WHAT IS NEXT FOR THE MARKETS
On to general aspects for the markets as if the early signs of global deflation was not enough. The fast-approaching shutdown of the U.S. government has been averted for the moment. Still, the near certainty of a US government shutdown is a negative issue for stock markets. China’s Vice Premier He Lifeng and Foreign Minister Wang Yi are exploring possible visits to Washington. They are preparing for a prospective summit between President Xi Jinping and President Biden.
Personal spending in the United States increased by +0.4 percent month on month in August. This was below the estimated +0.5% month on month. Personal income increased by +0.4 percent month on month in August, in line with expectations. The University of Michigan’s consumer confidence index was revised up by +0.4 to 68.1. This was above forecasts of no change at a steady 67.7. The September MNI Chicago PMI in the United States plummeted -4.6 points to 44.1. This fell way short of estimates of 47.6.
Bond yields in the United States and Europe were mixed on Friday. The 10-year T-note yield increased by 0.8 basis point to 4.58%. In Germany, the 10-year German bund yield dropped -9.1 basis points to 2.84%. While in the UK, the 10-year UK gilt yield declined by 4.7 basis points to 4.44%.

★ ★ ★ ★ ★ ★ ★

• [Challenge] Write out, word for word, the part of the market update that opens with the words "Personal spending in" and closes with "points to 4.44%.".

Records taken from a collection
★ ★ ★ ★ ★ ★ ★

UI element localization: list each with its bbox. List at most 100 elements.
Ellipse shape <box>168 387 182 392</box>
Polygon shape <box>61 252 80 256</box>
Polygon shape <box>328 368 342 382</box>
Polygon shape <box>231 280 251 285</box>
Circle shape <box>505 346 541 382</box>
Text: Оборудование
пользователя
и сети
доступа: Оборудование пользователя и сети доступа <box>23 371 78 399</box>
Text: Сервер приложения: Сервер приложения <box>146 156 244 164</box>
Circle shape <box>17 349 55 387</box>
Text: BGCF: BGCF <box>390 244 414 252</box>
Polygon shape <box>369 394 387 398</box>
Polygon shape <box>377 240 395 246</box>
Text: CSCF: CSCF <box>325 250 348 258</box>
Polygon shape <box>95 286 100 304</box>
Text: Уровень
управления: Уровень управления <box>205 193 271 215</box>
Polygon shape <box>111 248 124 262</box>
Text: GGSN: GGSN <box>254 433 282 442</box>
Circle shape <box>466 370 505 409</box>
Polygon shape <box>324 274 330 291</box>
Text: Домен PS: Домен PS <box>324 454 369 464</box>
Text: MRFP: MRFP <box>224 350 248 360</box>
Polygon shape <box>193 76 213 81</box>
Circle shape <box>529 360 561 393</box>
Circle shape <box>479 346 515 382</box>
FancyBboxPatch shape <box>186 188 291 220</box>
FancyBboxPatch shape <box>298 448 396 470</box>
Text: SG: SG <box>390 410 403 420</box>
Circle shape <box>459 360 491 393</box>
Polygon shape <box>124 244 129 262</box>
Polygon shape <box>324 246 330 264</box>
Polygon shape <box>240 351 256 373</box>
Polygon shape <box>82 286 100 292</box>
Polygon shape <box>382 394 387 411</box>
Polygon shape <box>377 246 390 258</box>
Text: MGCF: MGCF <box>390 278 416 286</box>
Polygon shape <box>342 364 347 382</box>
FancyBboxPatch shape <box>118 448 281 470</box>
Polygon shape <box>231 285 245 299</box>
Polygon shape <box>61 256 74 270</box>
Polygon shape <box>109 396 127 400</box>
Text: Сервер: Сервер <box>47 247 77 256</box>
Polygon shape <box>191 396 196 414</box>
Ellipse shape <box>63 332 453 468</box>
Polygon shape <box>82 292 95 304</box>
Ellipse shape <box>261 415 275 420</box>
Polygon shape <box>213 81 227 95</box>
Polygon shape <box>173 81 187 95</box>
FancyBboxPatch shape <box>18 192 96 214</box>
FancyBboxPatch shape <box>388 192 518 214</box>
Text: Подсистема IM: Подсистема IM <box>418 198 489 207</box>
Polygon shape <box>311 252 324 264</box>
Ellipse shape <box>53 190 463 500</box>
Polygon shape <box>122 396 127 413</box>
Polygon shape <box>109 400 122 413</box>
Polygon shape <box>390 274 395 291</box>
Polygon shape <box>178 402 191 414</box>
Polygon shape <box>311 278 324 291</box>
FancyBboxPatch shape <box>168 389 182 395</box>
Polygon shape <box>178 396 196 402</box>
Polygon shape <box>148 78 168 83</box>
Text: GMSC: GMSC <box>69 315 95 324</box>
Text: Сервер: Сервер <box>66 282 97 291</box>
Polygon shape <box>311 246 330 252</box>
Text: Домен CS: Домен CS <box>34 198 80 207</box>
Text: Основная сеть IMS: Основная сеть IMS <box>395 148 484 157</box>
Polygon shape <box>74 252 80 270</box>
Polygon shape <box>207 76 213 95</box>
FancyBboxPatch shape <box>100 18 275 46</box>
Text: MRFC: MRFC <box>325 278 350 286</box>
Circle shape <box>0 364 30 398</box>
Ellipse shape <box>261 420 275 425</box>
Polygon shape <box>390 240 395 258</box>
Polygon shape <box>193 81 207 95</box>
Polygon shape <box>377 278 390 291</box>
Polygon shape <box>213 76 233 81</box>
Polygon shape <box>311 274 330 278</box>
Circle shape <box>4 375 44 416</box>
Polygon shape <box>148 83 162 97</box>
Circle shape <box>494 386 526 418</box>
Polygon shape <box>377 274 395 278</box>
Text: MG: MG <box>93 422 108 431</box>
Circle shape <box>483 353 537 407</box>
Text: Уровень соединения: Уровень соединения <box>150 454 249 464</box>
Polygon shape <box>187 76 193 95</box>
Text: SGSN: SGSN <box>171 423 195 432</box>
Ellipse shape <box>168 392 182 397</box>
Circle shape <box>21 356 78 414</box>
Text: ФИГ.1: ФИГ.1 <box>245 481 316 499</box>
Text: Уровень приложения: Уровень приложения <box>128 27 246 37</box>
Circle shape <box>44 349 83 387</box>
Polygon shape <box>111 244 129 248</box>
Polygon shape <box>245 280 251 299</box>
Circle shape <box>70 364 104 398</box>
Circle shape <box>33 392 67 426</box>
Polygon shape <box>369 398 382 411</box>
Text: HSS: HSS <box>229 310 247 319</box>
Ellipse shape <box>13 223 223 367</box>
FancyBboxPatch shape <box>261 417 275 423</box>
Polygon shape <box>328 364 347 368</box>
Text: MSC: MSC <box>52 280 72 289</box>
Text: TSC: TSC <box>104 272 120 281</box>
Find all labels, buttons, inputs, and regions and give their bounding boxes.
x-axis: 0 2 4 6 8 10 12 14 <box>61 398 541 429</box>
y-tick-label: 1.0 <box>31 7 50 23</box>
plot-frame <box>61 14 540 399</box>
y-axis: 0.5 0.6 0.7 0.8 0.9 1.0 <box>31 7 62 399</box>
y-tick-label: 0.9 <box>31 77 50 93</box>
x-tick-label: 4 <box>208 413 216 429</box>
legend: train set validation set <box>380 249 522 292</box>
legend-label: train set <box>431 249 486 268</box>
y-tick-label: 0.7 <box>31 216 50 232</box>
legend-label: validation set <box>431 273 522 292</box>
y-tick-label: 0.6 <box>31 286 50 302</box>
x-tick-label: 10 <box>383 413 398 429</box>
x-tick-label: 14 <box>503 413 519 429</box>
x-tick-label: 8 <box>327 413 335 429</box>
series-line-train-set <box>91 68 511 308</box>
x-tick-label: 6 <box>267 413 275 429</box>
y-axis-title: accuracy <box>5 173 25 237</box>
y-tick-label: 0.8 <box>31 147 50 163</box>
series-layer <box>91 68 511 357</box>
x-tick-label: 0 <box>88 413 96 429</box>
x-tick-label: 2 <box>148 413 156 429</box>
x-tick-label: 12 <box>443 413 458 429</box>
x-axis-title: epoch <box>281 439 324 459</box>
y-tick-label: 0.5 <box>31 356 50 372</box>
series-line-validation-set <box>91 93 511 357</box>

★ ★ ★ ★ ★ ★ ★

• [In response]
Personal spending in the United States increased by +0.4 percent month on month in August. This was below the estimated +0.5% month on month. Personal income increased by +0.4 percent month on month in August, in line with expectations. The University of Michigan’s consumer confidence index was revised up by +0.4 to 68.1. This was above forecasts of no change at a steady 67.7. The September MNI Chicago PMI in the United States plummeted -4.6 points to 44.1. This fell way short of estimates of 47.6.
Bond yields in the United States and Europe were mixed on Friday. The 10-year T-note yield increased by 0.8 basis point to 4.58%. In Germany, the 10-year German bund yield dropped -9.1 basis points to 2.84%. While in the UK, the 10-year UK gilt yield declined by 4.7 basis points to 4.44%.